What is required:
Scan the records below for the word "fractions" and give only the number of lines that hold it.

Entries shown:
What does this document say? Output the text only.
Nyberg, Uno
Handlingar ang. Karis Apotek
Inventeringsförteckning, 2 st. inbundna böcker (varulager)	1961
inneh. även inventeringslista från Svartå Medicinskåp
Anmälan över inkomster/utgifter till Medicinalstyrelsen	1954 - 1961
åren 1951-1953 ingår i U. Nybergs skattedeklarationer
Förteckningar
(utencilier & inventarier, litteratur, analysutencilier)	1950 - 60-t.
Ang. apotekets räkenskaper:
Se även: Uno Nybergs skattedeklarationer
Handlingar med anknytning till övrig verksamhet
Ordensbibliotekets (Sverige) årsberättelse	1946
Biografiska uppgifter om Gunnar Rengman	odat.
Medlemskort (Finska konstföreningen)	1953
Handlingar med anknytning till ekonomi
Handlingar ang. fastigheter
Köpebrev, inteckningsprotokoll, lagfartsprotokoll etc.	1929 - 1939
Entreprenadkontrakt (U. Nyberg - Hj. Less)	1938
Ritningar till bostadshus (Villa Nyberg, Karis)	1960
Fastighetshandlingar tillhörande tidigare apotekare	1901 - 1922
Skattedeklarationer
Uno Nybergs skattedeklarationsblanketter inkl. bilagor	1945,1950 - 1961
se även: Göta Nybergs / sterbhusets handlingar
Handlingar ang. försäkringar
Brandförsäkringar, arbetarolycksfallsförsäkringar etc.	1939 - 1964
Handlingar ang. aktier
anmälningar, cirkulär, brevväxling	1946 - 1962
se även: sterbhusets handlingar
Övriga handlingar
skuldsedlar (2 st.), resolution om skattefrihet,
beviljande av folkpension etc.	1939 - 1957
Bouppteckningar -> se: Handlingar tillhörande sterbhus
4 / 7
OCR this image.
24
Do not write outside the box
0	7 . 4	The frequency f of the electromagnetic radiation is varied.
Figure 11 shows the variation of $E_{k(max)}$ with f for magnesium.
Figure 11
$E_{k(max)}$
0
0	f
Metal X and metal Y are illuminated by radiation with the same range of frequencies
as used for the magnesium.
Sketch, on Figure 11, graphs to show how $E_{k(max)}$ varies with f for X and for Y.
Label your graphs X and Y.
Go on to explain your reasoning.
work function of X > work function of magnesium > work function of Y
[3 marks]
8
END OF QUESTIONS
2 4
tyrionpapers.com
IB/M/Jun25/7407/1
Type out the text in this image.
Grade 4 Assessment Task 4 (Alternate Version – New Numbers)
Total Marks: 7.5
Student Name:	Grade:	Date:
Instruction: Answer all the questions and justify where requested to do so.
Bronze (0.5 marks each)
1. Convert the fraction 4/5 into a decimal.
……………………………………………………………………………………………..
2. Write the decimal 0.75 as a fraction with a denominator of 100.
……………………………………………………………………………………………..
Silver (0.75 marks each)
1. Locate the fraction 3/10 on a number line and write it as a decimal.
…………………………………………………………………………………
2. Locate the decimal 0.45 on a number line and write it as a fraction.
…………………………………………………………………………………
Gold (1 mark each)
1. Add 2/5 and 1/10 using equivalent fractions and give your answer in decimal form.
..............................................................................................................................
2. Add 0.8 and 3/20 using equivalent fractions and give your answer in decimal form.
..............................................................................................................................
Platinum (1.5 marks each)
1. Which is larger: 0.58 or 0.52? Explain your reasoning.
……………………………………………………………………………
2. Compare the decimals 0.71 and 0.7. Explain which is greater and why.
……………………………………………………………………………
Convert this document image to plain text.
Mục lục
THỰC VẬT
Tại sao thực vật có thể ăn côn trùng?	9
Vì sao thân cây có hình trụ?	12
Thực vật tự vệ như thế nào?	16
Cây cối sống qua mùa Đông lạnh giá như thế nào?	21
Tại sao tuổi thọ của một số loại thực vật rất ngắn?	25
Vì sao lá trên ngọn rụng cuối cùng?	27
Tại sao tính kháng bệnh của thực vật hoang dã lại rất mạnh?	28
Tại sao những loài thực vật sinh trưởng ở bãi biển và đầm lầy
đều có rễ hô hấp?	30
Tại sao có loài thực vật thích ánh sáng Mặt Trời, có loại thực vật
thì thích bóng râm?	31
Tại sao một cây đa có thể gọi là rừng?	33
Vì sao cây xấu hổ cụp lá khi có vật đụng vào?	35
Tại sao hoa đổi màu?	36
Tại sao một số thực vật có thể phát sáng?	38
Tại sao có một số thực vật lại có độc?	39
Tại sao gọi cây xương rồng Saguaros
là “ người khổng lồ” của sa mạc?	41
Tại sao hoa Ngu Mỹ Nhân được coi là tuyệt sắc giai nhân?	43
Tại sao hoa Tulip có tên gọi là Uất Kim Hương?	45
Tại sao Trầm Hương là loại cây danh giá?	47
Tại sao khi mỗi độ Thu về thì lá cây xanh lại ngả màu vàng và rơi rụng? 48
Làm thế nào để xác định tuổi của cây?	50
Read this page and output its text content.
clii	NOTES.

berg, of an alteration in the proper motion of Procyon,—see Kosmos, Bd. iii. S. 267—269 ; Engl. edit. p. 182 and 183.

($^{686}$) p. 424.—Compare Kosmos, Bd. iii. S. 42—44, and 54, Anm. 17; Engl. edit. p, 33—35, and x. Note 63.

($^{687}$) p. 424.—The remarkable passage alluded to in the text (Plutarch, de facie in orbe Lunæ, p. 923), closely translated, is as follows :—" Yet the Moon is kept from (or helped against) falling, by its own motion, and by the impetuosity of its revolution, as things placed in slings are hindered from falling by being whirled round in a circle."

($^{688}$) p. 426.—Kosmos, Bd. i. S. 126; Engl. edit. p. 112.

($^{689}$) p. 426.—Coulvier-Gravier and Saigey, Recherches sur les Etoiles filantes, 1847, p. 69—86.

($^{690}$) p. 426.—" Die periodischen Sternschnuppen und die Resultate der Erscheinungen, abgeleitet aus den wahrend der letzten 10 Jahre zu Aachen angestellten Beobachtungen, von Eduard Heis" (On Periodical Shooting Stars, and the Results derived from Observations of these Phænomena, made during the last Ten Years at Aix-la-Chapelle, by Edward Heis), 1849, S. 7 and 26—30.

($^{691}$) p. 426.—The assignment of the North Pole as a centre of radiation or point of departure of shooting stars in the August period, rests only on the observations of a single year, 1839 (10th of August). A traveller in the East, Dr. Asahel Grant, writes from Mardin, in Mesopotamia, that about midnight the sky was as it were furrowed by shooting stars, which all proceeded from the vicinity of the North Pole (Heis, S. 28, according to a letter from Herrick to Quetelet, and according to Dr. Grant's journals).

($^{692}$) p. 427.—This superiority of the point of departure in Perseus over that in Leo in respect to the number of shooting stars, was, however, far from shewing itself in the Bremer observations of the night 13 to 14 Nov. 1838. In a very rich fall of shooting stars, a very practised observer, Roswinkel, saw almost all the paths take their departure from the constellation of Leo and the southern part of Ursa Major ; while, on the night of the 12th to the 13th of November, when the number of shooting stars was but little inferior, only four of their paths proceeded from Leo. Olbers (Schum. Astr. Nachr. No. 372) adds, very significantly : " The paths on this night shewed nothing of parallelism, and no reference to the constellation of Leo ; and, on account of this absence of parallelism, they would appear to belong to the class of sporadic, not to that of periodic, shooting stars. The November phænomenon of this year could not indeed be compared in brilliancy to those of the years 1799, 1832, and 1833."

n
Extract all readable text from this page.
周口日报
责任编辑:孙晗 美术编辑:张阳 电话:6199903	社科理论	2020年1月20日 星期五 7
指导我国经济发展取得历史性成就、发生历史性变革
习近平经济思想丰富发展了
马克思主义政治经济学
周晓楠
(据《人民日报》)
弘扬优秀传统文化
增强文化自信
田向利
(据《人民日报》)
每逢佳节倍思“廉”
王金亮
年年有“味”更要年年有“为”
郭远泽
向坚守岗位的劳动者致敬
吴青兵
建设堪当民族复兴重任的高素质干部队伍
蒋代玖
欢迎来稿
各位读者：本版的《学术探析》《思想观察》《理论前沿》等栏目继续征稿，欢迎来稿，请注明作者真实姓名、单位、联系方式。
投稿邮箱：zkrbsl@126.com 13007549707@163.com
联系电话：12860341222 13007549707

Written answer:
2